Determine how many lines of this material contain "rival". Give only the number.

━━━ Material to process

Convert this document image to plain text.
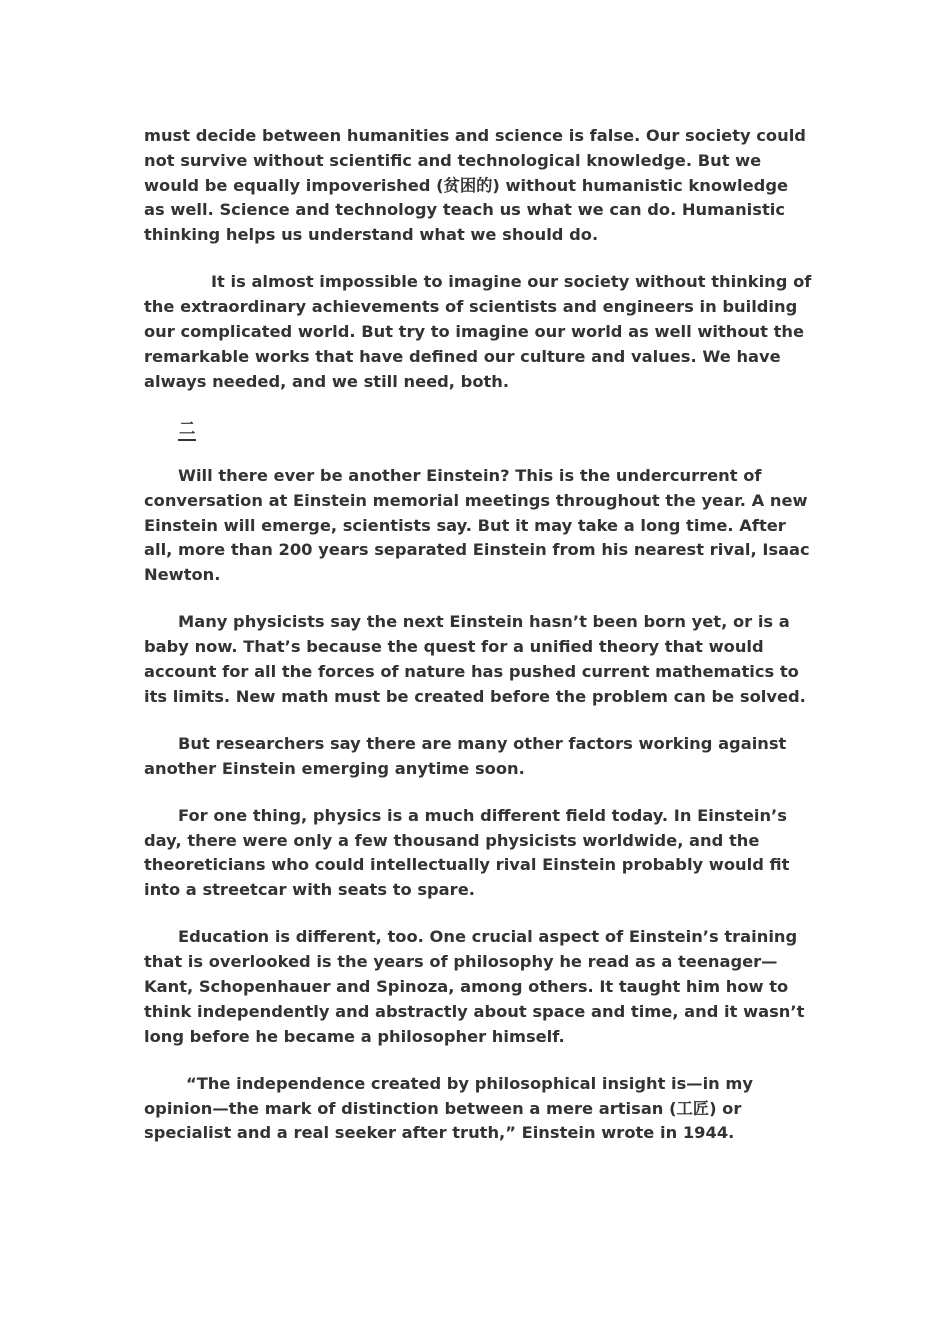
must decide between humanities and science is false. Our society could not survive without scientific and technological knowledge. But we would be equally impoverished (贫困的) without humanistic knowledge as well. Science and technology teach us what we can do. Humanistic thinking helps us understand what we should do.

It is almost impossible to imagine our society without thinking of the extraordinary achievements of scientists and engineers in building our complicated world. But try to imagine our world as well without the remarkable works that have defined our culture and values. We have always needed, and we still need, both.

二

Will there ever be another Einstein? This is the undercurrent of conversation at Einstein memorial meetings throughout the year. A new Einstein will emerge, scientists say. But it may take a long time. After all, more than 200 years separated Einstein from his nearest rival, Isaac Newton.

Many physicists say the next Einstein hasn’t been born yet, or is a baby now. That’s because the quest for a unified theory that would account for all the forces of nature has pushed current mathematics to its limits. New math must be created before the problem can be solved.

But researchers say there are many other factors working against another Einstein emerging anytime soon.

For one thing, physics is a much different field today. In Einstein’s day, there were only a few thousand physicists worldwide, and the theoreticians who could intellectually rival Einstein probably would fit into a streetcar with seats to spare.

Education is different, too. One crucial aspect of Einstein’s training that is overlooked is the years of philosophy he read as a teenager—Kant, Schopenhauer and Spinoza, among others. It taught him how to think independently and abstractly about space and time, and it wasn’t long before he became a philosopher himself.

“The independence created by philosophical insight is—in my opinion—the mark of distinction between a mere artisan (工匠) or specialist and a real seeker after truth,” Einstein wrote in 1944.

━━━━━━

Exercise answer: 2